(Raw records)
----
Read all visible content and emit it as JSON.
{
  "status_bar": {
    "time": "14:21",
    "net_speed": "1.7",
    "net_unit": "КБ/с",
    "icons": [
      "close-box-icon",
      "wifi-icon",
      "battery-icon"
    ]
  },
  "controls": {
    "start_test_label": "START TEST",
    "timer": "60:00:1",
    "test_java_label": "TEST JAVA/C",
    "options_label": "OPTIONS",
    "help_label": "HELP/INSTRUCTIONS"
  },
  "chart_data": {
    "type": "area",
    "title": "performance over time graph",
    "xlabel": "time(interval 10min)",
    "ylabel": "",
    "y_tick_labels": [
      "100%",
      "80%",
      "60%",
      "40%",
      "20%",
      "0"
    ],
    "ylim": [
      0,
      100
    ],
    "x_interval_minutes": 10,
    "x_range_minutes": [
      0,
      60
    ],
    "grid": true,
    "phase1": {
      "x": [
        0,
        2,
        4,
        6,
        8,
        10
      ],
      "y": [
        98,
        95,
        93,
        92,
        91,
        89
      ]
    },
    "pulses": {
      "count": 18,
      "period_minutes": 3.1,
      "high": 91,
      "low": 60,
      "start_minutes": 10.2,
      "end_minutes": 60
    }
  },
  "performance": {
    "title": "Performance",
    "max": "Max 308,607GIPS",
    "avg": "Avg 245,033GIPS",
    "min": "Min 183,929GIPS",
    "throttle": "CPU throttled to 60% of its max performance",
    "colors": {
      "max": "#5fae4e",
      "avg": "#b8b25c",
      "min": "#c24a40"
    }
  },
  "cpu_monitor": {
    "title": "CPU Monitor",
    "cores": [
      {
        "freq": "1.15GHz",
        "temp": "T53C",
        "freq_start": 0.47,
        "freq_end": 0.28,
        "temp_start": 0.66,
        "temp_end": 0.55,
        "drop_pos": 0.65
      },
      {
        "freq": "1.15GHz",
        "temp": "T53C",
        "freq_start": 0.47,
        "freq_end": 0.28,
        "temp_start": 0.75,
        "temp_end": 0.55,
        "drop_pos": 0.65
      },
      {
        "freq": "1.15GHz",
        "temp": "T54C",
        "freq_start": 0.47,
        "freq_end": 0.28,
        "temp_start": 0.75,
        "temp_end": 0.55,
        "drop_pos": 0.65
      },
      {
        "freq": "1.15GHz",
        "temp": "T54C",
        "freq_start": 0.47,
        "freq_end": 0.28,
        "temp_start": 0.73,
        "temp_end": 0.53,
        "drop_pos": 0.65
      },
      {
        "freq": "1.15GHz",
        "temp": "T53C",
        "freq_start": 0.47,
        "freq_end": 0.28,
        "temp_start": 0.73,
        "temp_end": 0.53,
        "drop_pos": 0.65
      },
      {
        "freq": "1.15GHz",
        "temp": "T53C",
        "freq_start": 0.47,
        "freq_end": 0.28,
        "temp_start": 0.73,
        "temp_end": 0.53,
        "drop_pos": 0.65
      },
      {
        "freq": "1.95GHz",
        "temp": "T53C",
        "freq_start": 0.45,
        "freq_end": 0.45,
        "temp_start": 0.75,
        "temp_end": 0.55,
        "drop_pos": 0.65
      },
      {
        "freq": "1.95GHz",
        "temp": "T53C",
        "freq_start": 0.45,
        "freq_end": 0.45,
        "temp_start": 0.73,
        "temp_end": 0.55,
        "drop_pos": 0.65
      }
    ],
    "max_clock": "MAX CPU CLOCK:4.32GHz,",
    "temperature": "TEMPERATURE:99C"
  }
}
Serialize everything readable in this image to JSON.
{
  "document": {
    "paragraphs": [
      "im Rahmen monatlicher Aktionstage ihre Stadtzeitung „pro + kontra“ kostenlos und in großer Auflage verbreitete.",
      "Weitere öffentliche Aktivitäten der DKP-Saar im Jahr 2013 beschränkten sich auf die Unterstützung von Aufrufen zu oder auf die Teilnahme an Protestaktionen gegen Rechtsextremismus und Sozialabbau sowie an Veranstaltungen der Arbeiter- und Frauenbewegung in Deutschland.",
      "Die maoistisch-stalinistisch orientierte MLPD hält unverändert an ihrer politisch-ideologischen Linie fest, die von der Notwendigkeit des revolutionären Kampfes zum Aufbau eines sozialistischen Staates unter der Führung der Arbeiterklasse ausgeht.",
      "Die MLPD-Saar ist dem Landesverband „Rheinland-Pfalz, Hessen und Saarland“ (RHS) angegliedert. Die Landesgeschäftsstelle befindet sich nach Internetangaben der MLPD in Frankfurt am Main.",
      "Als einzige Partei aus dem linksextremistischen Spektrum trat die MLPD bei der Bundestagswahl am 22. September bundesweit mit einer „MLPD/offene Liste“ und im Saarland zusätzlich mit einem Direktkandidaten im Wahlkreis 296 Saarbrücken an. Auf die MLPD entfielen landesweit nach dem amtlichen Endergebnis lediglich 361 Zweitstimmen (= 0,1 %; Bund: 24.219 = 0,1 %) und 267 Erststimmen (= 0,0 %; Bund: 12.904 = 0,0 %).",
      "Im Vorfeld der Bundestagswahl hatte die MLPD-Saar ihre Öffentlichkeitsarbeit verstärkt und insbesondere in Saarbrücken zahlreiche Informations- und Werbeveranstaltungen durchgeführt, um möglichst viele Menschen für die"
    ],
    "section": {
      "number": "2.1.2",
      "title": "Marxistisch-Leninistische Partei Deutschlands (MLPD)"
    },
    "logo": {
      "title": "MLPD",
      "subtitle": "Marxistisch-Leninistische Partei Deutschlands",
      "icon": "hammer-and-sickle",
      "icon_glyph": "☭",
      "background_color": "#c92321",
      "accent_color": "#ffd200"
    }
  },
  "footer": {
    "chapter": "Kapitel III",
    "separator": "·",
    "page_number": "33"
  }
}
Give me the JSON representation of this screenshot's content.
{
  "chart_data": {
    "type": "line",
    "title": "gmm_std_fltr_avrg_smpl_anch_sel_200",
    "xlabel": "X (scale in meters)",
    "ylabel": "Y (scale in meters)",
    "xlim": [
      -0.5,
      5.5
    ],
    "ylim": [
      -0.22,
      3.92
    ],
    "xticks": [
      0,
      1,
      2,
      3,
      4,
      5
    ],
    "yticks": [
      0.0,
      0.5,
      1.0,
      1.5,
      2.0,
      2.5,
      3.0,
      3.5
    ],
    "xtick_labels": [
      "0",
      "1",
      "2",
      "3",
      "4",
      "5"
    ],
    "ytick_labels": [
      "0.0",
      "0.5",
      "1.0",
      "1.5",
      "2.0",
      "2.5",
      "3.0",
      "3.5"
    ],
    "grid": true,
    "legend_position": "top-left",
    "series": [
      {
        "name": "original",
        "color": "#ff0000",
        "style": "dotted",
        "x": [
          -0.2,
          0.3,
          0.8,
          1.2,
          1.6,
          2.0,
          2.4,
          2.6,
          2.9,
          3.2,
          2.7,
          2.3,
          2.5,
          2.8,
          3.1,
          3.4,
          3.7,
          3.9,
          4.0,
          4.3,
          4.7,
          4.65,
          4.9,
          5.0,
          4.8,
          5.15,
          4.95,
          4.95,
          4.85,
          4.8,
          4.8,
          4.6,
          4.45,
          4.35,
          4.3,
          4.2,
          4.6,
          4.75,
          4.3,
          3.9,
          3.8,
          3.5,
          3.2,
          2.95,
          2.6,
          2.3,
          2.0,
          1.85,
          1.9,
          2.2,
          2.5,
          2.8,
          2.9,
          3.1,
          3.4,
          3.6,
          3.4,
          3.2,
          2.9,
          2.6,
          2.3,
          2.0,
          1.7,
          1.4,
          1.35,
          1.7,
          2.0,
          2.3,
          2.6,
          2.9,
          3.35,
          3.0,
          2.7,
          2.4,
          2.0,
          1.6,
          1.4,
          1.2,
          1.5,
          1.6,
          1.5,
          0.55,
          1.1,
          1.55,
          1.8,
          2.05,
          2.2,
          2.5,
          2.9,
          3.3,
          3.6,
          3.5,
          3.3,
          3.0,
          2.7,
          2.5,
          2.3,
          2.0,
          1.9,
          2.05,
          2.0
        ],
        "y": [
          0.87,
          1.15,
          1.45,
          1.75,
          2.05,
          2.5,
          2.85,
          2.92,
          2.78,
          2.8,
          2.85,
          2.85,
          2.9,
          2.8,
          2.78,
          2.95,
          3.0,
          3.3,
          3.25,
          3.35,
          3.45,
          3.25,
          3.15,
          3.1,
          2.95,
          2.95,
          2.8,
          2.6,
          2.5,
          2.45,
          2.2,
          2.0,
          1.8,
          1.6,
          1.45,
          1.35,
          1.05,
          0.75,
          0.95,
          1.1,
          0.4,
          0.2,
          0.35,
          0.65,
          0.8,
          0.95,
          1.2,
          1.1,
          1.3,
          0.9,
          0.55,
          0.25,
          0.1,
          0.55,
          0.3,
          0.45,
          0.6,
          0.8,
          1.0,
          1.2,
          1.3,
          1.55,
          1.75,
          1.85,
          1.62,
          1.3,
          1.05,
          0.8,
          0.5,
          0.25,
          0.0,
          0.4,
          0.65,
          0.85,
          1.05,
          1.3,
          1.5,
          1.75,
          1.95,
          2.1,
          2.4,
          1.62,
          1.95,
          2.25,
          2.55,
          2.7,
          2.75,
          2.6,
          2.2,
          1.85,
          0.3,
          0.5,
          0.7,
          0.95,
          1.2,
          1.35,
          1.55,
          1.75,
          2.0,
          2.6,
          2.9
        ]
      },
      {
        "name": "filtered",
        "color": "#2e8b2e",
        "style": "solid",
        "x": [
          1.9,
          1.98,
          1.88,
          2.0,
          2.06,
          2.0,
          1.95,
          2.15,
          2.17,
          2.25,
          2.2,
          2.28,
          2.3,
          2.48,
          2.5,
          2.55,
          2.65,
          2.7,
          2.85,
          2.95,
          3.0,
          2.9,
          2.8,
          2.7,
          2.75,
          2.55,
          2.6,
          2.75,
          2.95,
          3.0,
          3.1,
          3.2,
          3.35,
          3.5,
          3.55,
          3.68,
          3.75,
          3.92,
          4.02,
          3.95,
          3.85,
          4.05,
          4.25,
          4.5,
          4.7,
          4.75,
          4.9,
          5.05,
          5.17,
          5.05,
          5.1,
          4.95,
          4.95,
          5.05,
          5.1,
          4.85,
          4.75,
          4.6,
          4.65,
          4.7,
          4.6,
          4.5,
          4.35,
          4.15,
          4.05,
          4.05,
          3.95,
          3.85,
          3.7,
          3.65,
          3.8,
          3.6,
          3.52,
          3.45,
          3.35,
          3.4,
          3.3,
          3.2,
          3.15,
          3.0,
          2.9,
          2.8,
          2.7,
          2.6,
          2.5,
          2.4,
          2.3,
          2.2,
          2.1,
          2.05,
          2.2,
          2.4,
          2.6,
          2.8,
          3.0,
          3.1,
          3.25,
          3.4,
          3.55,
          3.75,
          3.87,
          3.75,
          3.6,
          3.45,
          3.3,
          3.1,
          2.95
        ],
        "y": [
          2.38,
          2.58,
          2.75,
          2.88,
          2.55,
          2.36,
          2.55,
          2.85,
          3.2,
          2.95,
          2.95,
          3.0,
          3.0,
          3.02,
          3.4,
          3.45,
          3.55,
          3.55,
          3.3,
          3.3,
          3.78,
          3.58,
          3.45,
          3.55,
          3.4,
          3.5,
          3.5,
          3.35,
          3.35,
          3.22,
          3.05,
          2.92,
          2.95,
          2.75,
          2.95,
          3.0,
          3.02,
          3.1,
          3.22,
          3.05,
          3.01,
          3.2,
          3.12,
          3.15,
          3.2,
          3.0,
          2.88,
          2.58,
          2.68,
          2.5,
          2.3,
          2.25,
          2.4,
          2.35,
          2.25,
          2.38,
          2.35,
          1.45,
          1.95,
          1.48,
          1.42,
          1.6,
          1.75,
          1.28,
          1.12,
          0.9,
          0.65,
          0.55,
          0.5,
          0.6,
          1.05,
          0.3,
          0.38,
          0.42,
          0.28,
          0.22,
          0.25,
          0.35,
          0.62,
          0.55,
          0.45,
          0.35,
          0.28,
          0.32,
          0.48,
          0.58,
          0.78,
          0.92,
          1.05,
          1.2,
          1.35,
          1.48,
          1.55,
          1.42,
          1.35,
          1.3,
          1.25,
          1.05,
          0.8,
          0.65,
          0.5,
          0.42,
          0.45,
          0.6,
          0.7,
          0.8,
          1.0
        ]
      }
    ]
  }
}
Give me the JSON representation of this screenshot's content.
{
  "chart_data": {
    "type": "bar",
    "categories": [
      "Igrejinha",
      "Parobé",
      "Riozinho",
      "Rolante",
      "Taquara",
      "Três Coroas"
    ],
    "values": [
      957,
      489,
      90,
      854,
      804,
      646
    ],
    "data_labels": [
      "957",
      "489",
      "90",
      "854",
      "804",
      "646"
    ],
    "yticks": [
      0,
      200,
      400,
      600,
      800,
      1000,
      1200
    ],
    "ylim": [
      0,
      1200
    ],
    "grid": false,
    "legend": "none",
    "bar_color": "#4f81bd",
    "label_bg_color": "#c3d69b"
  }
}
----
Directive >> Gather each line in these records that contains the string "sich".

Correct result >>
      "Weitere öffentliche Aktivitäten der DKP-Saar im Jahr 2013 beschränkten sich auf die Unterstützung von Aufrufen zu oder auf die Teilnahme an Protestaktionen gegen Rechtsextremismus und Sozialabbau sowie an Veranstaltungen der Arbeiter- und Frauenbewegung in Deutschland.",
      "Die MLPD-Saar ist dem Landesverband „Rheinland-Pfalz, Hessen und Saarland“ (RHS) angegliedert. Die Landesgeschäftsstelle befindet sich nach Internetangaben der MLPD in Frankfurt am Main.",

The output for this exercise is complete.